[Structured page parsing data]
***

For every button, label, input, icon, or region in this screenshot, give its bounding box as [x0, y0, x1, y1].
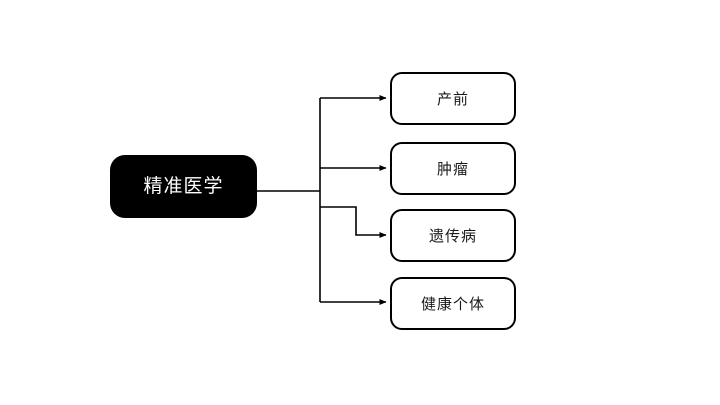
node-child-label: 健康个体 [420, 294, 485, 313]
node-root[interactable]: 精准医学 [110, 155, 257, 218]
node-child-label: 遗传病 [428, 226, 477, 245]
connector-branch-3 [320, 206, 387, 238]
node-child-label: 产前 [436, 89, 469, 108]
node-child-genetic-disease[interactable]: 遗传病 [390, 209, 516, 262]
node-child-tumor[interactable]: 肿瘤 [390, 142, 516, 195]
node-child-label: 肿瘤 [436, 159, 469, 178]
node-root-label: 精准医学 [143, 175, 224, 198]
node-child-prenatal[interactable]: 产前 [390, 72, 516, 125]
node-child-healthy-individual[interactable]: 健康个体 [390, 277, 516, 330]
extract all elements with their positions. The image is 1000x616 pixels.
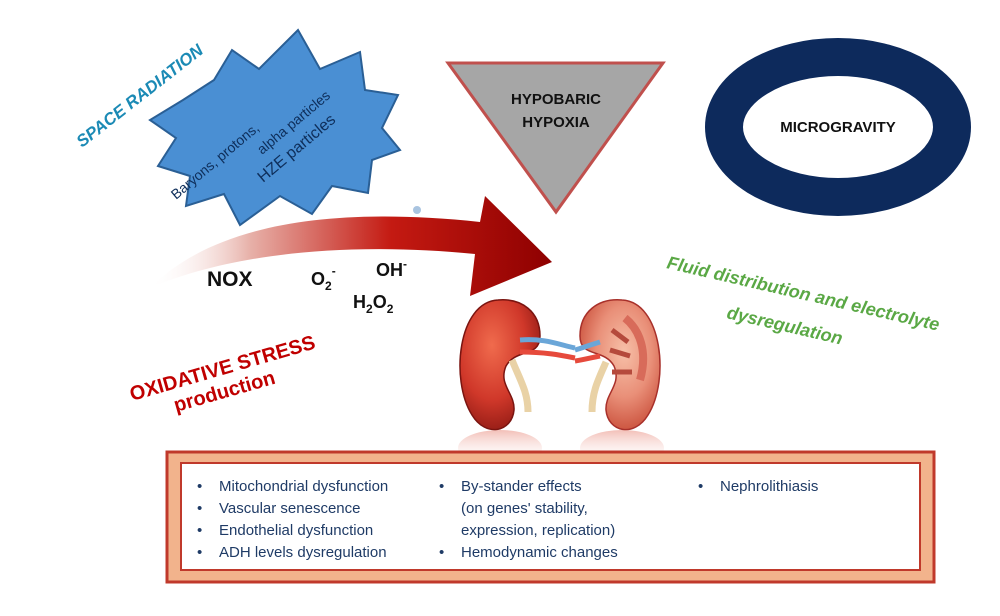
arrow-marker-dot xyxy=(413,206,421,214)
effect-item: •ADH levels dysregulation xyxy=(197,544,387,561)
species-hydroxyl: OH- xyxy=(376,257,407,280)
effects-column-2: •By-stander effects (on genes' stability… xyxy=(437,476,618,564)
effects-column-1: •Mitochondrial dysfunction •Vascular sen… xyxy=(195,476,388,564)
effect-item: •Endothelial dysfunction xyxy=(197,522,374,539)
hypoxia-triangle-shape xyxy=(445,61,666,215)
microgravity-ring-shape xyxy=(705,38,971,216)
effect-item: •Vascular senescence xyxy=(197,500,361,517)
effect-item-continuation: expression, replication) xyxy=(461,522,616,539)
effects-column-3: •Nephrolithiasis xyxy=(696,476,818,498)
radiation-burst-shape xyxy=(148,28,402,227)
kidney-left-illustration xyxy=(459,299,576,431)
effects-box-inner xyxy=(180,462,921,571)
species-peroxide: H2O2 xyxy=(353,292,394,316)
microgravity-label: MICROGRAVITY xyxy=(780,119,896,136)
effect-item: •Nephrolithiasis xyxy=(698,478,819,495)
hypoxia-line1: HYPOBARIC xyxy=(511,91,601,108)
effect-item: •Hemodynamic changes xyxy=(439,544,618,561)
oxidative-arrow-shape xyxy=(150,196,552,296)
kidney-right-illustration xyxy=(574,299,661,431)
effects-list-area: •Mitochondrial dysfunction •Vascular sen… xyxy=(181,462,921,570)
effect-item: •Mitochondrial dysfunction xyxy=(197,478,389,495)
species-superoxide: O2- xyxy=(311,264,336,293)
effect-item-continuation: (on genes' stability, xyxy=(461,500,588,517)
effect-item: •By-stander effects xyxy=(439,478,582,495)
fluid-line2: dysregulation xyxy=(725,302,845,348)
hypoxia-line2: HYPOXIA xyxy=(522,114,590,131)
species-nox: NOX xyxy=(207,268,253,291)
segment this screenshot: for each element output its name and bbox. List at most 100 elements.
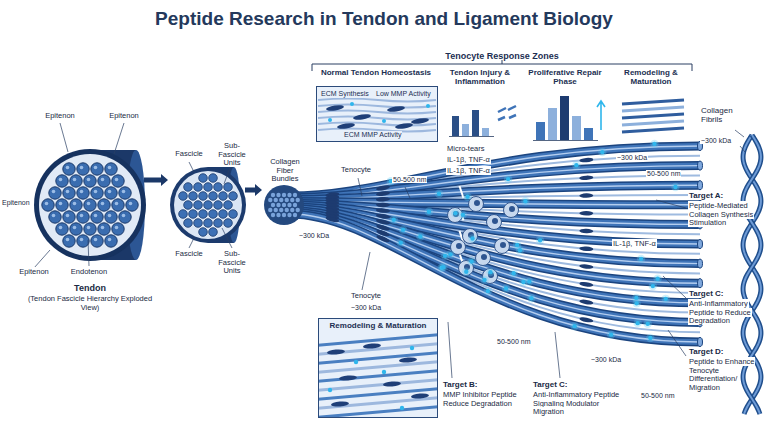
- leader-lines: [34, 123, 745, 378]
- fascicle-highlight: [66, 190, 70, 194]
- target-text-box: MMP Inhibitor Peptide Reduce Degradation: [442, 391, 526, 408]
- inset-tenocyte: [327, 349, 345, 356]
- explode-arrow: [144, 174, 168, 186]
- peptide-dot: [527, 279, 531, 283]
- fibril-section: [287, 203, 291, 207]
- part-label: Micro-tears: [446, 144, 486, 153]
- leader-line: [34, 250, 50, 268]
- fascicle-section: [77, 187, 89, 199]
- fascicle-section: [98, 223, 110, 235]
- part-label: Fascicle: [174, 149, 204, 158]
- fascicle-highlight: [129, 202, 133, 206]
- sub-fascicle-unit: [219, 210, 228, 219]
- peptide-glow: [425, 208, 433, 216]
- peptide-glow: [459, 211, 467, 219]
- target-heading: Target D:: [688, 347, 725, 356]
- tenocyte-cell: [376, 197, 390, 202]
- bar-axis: [449, 136, 494, 137]
- cell-nucleus: [474, 200, 480, 206]
- target-text: MMP Inhibitor Peptide Reduce Degradation: [442, 390, 518, 408]
- cell-nucleus: [500, 242, 506, 248]
- inflammatory-cell: [495, 239, 510, 254]
- target-text-box: Peptide-Mediated Collagen Synthesis Stim…: [688, 202, 764, 228]
- peptide-dot: [511, 271, 515, 275]
- peptide-dot: [523, 199, 527, 203]
- fascicle-highlight: [66, 166, 70, 170]
- peptide-glow: [484, 287, 492, 295]
- diagram-title: Peptide Research in Tendon and Ligament …: [0, 8, 768, 30]
- part-label: Collagen Fibrils: [700, 106, 734, 124]
- fascicle-section: [63, 235, 75, 247]
- part-label: Tenocyte: [350, 291, 382, 300]
- sub-fascicle-unit: [184, 201, 193, 210]
- fascicle-section: [49, 211, 61, 223]
- cell-nucleus: [492, 218, 498, 224]
- sub-fascicle-unit: [194, 201, 203, 210]
- signal-label: IL-1β, TNF-α: [612, 239, 657, 248]
- peptide-dot: [504, 286, 508, 290]
- fibril-section: [268, 198, 272, 202]
- cell-nucleus: [456, 243, 462, 249]
- part-label-box: Tenocyte: [350, 292, 394, 301]
- fibril-section: [274, 198, 278, 202]
- peptide-glow: [662, 295, 670, 303]
- fascicle-section: [112, 175, 124, 187]
- peptide-dot: [488, 270, 492, 274]
- fiber-end: [698, 279, 703, 288]
- peptide-glow: [637, 255, 645, 263]
- inset-box: ECM SynthesisLow MMP ActivityECM MMP Act…: [316, 86, 438, 142]
- collagen-helix: [743, 135, 761, 414]
- leader-line: [88, 240, 89, 266]
- fascicle-section: [84, 199, 96, 211]
- fibril-section: [282, 193, 286, 197]
- dimension-label: 50-500 nm: [646, 170, 681, 177]
- fascicle-section: [70, 223, 82, 235]
- dimension-label-box: ~300 kDa: [590, 356, 630, 364]
- fascicle-highlight: [94, 190, 98, 194]
- dimension-label: 50-500 nm: [392, 176, 427, 183]
- helix-strand: [743, 135, 761, 414]
- fibril-section: [279, 208, 283, 212]
- peptide-glow: [509, 269, 517, 277]
- zone-heading: Tendon Injury & Inflammation: [440, 66, 520, 86]
- leader-line: [740, 146, 745, 152]
- part-label-box: Epitenon: [104, 112, 144, 121]
- peptide-glow: [525, 277, 533, 285]
- fascicle-section: [91, 235, 103, 247]
- fascicle-section: [63, 163, 75, 175]
- peptide-glow: [435, 190, 443, 198]
- inset-tenocyte: [363, 343, 381, 350]
- fascicle-highlight: [94, 166, 98, 170]
- dimension-label-box: 50-500 nm: [496, 338, 540, 346]
- fascicle-highlight: [122, 190, 126, 194]
- target-heading: Target C:: [688, 289, 725, 298]
- target-heading: Target B:: [442, 380, 479, 389]
- part-label: Epitenon: [108, 111, 140, 120]
- peptide-glow: [463, 193, 471, 201]
- inset-label: Low MMP Activity: [375, 90, 432, 98]
- peptide-glow: [650, 140, 658, 148]
- peptide-glow: [486, 268, 494, 276]
- fiber-outline: [290, 214, 700, 342]
- aligned-fiber-icon: [622, 114, 684, 118]
- part-label-box: Micro-tears: [446, 145, 516, 154]
- sub-fascicle-unit: [199, 210, 208, 219]
- tenocyte-cell: [376, 191, 390, 197]
- tenocyte-cell: [376, 218, 391, 225]
- peptide-dot: [652, 142, 656, 146]
- fibril-section: [271, 213, 275, 217]
- dimension-label: ~300 kDa: [590, 356, 622, 363]
- peptide-glow: [468, 234, 476, 242]
- inset-peptide: [400, 406, 404, 410]
- sub-fascicle-unit: [219, 192, 228, 201]
- dimension-label: ~300 kDa: [350, 304, 382, 311]
- tenocyte-cell: [579, 264, 593, 270]
- peptide-glow: [504, 175, 512, 183]
- peptide-glow: [632, 299, 640, 307]
- explode-arrow: [245, 184, 262, 196]
- part-label: Sub-Fascicle Units: [217, 141, 247, 167]
- part-label-box: Fascicle: [168, 150, 210, 159]
- inset-tenocyte: [353, 113, 372, 120]
- peptide-glow: [646, 334, 654, 342]
- fascicle-section: [70, 175, 82, 187]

***

WHAT IS BEING ASKED » Nothing but a number is expected here: the number of lines in the entries that include the word "node".

SOLUTION TO THIS TASK » 10